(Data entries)
-=-=-

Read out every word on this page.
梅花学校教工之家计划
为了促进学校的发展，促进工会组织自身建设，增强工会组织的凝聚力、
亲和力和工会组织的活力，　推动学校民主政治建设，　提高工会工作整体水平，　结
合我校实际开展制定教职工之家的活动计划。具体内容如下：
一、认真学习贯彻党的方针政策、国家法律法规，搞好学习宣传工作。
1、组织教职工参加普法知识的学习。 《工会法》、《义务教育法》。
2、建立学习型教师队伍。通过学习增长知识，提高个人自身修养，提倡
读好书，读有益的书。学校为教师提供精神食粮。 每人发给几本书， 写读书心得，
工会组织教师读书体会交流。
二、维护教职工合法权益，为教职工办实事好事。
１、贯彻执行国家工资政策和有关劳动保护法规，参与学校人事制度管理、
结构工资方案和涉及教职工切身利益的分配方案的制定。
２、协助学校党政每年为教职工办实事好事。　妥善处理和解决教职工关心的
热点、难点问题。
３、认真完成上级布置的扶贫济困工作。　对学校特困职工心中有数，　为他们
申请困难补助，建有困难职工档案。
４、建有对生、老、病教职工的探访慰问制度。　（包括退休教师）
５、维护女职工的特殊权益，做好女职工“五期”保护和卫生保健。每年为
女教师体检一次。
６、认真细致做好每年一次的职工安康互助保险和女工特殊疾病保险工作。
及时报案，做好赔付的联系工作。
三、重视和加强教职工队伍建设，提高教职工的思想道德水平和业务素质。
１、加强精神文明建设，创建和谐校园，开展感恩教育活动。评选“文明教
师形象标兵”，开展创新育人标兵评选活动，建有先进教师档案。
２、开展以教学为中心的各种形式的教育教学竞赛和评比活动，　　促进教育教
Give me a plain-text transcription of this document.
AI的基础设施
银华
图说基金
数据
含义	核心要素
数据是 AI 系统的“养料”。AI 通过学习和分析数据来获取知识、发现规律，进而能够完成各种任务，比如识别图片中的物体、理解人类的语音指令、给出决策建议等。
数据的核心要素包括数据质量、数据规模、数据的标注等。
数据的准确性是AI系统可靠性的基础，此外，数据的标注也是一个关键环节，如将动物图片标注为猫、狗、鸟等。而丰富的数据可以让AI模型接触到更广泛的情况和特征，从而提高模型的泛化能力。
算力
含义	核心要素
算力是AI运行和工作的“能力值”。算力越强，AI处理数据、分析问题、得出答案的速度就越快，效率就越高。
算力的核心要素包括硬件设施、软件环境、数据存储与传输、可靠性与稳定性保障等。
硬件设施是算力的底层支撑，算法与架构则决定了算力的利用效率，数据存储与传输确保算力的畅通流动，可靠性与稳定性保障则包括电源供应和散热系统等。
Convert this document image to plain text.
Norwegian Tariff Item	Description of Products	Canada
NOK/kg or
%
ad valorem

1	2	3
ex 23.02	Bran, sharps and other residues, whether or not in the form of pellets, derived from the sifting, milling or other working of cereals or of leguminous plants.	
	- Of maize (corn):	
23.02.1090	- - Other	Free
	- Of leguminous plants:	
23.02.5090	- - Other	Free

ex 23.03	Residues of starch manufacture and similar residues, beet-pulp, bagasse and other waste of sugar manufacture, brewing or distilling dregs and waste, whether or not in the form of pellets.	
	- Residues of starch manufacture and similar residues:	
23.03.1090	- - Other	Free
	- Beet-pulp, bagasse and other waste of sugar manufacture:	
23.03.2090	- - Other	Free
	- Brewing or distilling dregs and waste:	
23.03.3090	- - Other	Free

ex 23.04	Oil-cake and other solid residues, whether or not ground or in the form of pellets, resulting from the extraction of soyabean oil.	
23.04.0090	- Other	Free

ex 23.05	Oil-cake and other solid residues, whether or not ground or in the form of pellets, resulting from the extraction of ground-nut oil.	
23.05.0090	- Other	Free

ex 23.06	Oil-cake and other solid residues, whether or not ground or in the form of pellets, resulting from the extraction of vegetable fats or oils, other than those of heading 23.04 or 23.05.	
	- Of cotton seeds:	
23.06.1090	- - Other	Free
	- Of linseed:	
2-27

-=-=-

TASK TO CARRY OUT » Each entry above is to be printed again exactly.

ANSWER FOR THE TASK »
Read out every word on this page.
梅花学校教工之家计划
为了促进学校的发展，促进工会组织自身建设，增强工会组织的凝聚力、
亲和力和工会组织的活力，　推动学校民主政治建设，　提高工会工作整体水平，　结
合我校实际开展制定教职工之家的活动计划。具体内容如下：
一、认真学习贯彻党的方针政策、国家法律法规，搞好学习宣传工作。
1、组织教职工参加普法知识的学习。 《工会法》、《义务教育法》。
2、建立学习型教师队伍。通过学习增长知识，提高个人自身修养，提倡
读好书，读有益的书。学校为教师提供精神食粮。 每人发给几本书， 写读书心得，
工会组织教师读书体会交流。
二、维护教职工合法权益，为教职工办实事好事。
１、贯彻执行国家工资政策和有关劳动保护法规，参与学校人事制度管理、
结构工资方案和涉及教职工切身利益的分配方案的制定。
２、协助学校党政每年为教职工办实事好事。　妥善处理和解决教职工关心的
热点、难点问题。
３、认真完成上级布置的扶贫济困工作。　对学校特困职工心中有数，　为他们
申请困难补助，建有困难职工档案。
４、建有对生、老、病教职工的探访慰问制度。　（包括退休教师）
５、维护女职工的特殊权益，做好女职工“五期”保护和卫生保健。每年为
女教师体检一次。
６、认真细致做好每年一次的职工安康互助保险和女工特殊疾病保险工作。
及时报案，做好赔付的联系工作。
三、重视和加强教职工队伍建设，提高教职工的思想道德水平和业务素质。
１、加强精神文明建设，创建和谐校园，开展感恩教育活动。评选“文明教
师形象标兵”，开展创新育人标兵评选活动，建有先进教师档案。
２、开展以教学为中心的各种形式的教育教学竞赛和评比活动，　　促进教育教
Give me a plain-text transcription of this document.
AI的基础设施
银华
图说基金
数据
含义	核心要素
数据是 AI 系统的“养料”。AI 通过学习和分析数据来获取知识、发现规律，进而能够完成各种任务，比如识别图片中的物体、理解人类的语音指令、给出决策建议等。
数据的核心要素包括数据质量、数据规模、数据的标注等。
数据的准确性是AI系统可靠性的基础，此外，数据的标注也是一个关键环节，如将动物图片标注为猫、狗、鸟等。而丰富的数据可以让AI模型接触到更广泛的情况和特征，从而提高模型的泛化能力。
算力
含义	核心要素
算力是AI运行和工作的“能力值”。算力越强，AI处理数据、分析问题、得出答案的速度就越快，效率就越高。
算力的核心要素包括硬件设施、软件环境、数据存储与传输、可靠性与稳定性保障等。
硬件设施是算力的底层支撑，算法与架构则决定了算力的利用效率，数据存储与传输确保算力的畅通流动，可靠性与稳定性保障则包括电源供应和散热系统等。
Convert this document image to plain text.
Norwegian Tariff Item	Description of Products	Canada
NOK/kg or
%
ad valorem

1	2	3
ex 23.02	Bran, sharps and other residues, whether or not in the form of pellets, derived from the sifting, milling or other working of cereals or of leguminous plants.	
	- Of maize (corn):	
23.02.1090	- - Other	Free
	- Of leguminous plants:	
23.02.5090	- - Other	Free

ex 23.03	Residues of starch manufacture and similar residues, beet-pulp, bagasse and other waste of sugar manufacture, brewing or distilling dregs and waste, whether or not in the form of pellets.	
	- Residues of starch manufacture and similar residues:	
23.03.1090	- - Other	Free
	- Beet-pulp, bagasse and other waste of sugar manufacture:	
23.03.2090	- - Other	Free
	- Brewing or distilling dregs and waste:	
23.03.3090	- - Other	Free

ex 23.04	Oil-cake and other solid residues, whether or not ground or in the form of pellets, resulting from the extraction of soyabean oil.	
23.04.0090	- Other	Free

ex 23.05	Oil-cake and other solid residues, whether or not ground or in the form of pellets, resulting from the extraction of ground-nut oil.	
23.05.0090	- Other	Free

ex 23.06	Oil-cake and other solid residues, whether or not ground or in the form of pellets, resulting from the extraction of vegetable fats or oils, other than those of heading 23.04 or 23.05.	
	- Of cotton seeds:	
23.06.1090	- - Other	Free
	- Of linseed:	
2-27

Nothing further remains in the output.